## Problem details
Copy exactly the lines from the one containing "Extract the structured" through the last line of the records, both included, and nothing more.

## Extracted material
** START **

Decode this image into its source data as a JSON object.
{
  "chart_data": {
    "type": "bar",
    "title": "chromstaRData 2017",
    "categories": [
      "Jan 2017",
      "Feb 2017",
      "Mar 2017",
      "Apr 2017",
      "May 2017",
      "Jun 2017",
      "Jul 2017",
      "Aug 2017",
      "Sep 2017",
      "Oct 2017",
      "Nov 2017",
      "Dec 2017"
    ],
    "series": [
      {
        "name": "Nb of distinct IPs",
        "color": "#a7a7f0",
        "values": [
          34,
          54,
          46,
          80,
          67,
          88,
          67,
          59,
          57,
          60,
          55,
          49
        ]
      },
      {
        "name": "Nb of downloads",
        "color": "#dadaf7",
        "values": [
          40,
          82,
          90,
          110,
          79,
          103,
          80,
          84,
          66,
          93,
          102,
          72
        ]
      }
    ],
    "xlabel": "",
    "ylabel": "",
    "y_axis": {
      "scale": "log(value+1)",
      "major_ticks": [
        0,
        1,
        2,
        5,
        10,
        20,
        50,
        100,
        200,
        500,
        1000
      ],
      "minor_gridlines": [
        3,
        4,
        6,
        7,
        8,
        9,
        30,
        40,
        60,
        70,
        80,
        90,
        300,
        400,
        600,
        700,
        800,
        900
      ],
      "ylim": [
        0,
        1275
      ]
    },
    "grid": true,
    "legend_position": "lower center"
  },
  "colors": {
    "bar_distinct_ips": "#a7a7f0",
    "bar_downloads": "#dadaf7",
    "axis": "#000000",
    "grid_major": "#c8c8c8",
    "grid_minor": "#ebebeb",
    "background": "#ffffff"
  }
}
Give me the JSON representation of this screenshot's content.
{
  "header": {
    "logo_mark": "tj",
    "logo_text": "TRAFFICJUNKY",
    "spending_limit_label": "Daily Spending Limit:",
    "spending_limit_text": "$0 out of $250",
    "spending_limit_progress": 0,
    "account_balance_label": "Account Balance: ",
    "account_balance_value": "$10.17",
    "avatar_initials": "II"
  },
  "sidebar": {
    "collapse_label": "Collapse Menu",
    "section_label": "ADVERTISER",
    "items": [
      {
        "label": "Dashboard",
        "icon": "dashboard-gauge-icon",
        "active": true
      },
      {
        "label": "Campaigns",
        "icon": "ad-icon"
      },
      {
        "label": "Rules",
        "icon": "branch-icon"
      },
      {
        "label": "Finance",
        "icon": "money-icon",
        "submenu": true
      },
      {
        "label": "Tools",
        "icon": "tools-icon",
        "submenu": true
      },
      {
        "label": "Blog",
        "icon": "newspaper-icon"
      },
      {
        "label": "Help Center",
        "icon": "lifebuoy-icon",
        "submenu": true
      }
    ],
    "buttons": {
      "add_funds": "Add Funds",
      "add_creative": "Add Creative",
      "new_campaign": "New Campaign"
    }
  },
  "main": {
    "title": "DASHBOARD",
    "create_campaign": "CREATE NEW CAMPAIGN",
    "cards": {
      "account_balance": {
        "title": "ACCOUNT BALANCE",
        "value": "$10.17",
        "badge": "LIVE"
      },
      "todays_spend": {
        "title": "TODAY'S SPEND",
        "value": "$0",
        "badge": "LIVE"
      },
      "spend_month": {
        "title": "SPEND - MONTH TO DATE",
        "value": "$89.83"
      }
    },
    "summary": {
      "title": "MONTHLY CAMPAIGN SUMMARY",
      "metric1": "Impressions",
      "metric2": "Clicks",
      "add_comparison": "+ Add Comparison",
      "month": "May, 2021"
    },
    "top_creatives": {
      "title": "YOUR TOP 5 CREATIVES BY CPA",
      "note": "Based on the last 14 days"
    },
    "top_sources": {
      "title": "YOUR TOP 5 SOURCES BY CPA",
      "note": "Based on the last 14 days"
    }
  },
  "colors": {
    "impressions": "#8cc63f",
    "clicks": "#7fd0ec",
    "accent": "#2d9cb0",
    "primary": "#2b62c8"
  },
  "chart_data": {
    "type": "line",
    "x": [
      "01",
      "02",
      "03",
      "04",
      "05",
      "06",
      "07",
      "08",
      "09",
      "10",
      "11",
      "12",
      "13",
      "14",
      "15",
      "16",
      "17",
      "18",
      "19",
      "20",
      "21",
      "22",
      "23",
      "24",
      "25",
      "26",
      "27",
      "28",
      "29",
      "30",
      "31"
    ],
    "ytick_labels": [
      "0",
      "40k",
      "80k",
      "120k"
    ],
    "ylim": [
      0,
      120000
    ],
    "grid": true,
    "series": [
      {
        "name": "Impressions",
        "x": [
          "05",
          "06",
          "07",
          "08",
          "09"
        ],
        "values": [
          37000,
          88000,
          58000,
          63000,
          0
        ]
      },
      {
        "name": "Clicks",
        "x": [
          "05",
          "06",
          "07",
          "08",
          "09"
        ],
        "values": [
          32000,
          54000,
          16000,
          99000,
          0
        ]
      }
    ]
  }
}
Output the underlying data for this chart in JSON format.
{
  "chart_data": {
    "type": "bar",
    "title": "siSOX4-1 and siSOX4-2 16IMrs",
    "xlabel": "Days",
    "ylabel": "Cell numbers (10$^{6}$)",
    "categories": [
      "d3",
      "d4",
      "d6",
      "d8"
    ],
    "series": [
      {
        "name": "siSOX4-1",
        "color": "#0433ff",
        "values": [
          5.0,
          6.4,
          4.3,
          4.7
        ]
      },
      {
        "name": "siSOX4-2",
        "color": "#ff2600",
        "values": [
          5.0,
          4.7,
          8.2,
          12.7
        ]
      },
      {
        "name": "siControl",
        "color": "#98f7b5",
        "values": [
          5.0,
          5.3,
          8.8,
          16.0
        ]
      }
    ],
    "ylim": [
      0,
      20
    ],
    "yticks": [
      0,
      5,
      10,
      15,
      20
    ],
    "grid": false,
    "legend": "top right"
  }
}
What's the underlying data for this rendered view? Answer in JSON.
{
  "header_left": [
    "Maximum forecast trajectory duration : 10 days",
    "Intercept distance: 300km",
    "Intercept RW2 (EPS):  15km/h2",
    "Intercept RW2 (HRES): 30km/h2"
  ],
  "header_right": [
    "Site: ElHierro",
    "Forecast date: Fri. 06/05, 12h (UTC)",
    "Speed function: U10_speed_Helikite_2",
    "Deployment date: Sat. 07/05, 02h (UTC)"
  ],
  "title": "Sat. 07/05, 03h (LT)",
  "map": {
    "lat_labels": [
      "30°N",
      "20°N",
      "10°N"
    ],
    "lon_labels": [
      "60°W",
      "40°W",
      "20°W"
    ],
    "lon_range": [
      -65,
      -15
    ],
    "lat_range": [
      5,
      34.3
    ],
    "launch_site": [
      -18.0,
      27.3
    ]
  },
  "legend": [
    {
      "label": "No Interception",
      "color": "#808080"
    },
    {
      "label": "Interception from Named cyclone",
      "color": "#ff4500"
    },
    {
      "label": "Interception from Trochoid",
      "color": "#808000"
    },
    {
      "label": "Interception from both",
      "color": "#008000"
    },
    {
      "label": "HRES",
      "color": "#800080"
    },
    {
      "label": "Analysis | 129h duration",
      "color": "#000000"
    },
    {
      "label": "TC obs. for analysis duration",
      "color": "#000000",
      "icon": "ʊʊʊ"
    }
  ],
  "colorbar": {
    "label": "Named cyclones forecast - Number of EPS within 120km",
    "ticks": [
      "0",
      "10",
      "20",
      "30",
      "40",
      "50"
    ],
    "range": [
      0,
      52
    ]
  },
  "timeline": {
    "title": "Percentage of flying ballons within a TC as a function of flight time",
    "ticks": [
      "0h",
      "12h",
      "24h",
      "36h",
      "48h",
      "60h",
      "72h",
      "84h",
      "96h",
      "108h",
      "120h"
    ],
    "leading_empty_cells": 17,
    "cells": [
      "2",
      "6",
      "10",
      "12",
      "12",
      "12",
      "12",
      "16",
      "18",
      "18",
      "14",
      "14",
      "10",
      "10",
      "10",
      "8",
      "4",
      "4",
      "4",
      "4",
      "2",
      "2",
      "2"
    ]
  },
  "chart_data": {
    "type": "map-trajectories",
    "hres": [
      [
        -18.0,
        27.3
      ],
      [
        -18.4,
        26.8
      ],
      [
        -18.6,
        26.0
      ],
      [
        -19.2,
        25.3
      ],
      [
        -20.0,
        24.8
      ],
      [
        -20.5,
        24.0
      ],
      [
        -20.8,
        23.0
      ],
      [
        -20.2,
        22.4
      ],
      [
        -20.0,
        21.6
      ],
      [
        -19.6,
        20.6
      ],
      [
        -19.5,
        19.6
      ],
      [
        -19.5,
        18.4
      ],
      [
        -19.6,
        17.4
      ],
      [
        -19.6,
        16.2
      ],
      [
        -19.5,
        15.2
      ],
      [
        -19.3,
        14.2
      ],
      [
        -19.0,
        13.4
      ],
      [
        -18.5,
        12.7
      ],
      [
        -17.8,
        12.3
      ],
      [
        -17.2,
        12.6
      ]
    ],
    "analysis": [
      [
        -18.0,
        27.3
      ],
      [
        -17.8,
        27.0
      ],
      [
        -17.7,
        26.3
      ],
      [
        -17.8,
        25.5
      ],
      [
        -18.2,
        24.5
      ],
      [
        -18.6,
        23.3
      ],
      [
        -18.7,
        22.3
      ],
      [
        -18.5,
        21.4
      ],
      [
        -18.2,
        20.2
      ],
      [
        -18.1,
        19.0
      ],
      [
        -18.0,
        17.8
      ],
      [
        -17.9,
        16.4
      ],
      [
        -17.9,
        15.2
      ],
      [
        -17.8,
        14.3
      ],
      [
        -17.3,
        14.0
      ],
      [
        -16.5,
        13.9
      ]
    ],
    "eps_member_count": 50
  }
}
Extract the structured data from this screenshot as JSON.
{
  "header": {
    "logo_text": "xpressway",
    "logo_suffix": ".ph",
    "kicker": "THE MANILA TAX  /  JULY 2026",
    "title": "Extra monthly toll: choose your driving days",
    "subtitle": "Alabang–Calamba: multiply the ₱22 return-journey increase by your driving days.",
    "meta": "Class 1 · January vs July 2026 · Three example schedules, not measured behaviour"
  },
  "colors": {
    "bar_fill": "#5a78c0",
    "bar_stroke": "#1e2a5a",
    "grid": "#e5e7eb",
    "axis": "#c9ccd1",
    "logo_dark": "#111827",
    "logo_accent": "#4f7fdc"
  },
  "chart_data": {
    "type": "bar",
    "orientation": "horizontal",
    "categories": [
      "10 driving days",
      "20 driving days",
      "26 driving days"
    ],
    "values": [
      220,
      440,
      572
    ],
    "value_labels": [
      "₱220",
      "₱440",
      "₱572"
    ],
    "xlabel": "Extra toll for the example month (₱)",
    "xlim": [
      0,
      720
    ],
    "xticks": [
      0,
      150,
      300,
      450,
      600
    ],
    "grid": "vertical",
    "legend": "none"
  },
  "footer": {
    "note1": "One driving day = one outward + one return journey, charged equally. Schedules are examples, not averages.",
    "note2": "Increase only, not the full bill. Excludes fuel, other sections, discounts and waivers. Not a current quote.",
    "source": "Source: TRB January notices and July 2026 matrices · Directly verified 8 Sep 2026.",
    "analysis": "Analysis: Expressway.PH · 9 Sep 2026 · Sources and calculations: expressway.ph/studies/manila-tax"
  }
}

** END **

## Full solution
Extract the structured data from this screenshot as JSON.
{
  "header": {
    "logo_text": "xpressway",
    "logo_suffix": ".ph",
    "kicker": "THE MANILA TAX  /  JULY 2026",
    "title": "Extra monthly toll: choose your driving days",
    "subtitle": "Alabang–Calamba: multiply the ₱22 return-journey increase by your driving days.",
    "meta": "Class 1 · January vs July 2026 · Three example schedules, not measured behaviour"
  },
  "colors": {
    "bar_fill": "#5a78c0",
    "bar_stroke": "#1e2a5a",
    "grid": "#e5e7eb",
    "axis": "#c9ccd1",
    "logo_dark": "#111827",
    "logo_accent": "#4f7fdc"
  },
  "chart_data": {
    "type": "bar",
    "orientation": "horizontal",
    "categories": [
      "10 driving days",
      "20 driving days",
      "26 driving days"
    ],
    "values": [
      220,
      440,
      572
    ],
    "value_labels": [
      "₱220",
      "₱440",
      "₱572"
    ],
    "xlabel": "Extra toll for the example month (₱)",
    "xlim": [
      0,
      720
    ],
    "xticks": [
      0,
      150,
      300,
      450,
      600
    ],
    "grid": "vertical",
    "legend": "none"
  },
  "footer": {
    "note1": "One driving day = one outward + one return journey, charged equally. Schedules are examples, not averages.",
    "note2": "Increase only, not the full bill. Excludes fuel, other sections, discounts and waivers. Not a current quote.",
    "source": "Source: TRB January notices and July 2026 matrices · Directly verified 8 Sep 2026.",
    "analysis": "Analysis: Expressway.PH · 9 Sep 2026 · Sources and calculations: expressway.ph/studies/manila-tax"
  }
}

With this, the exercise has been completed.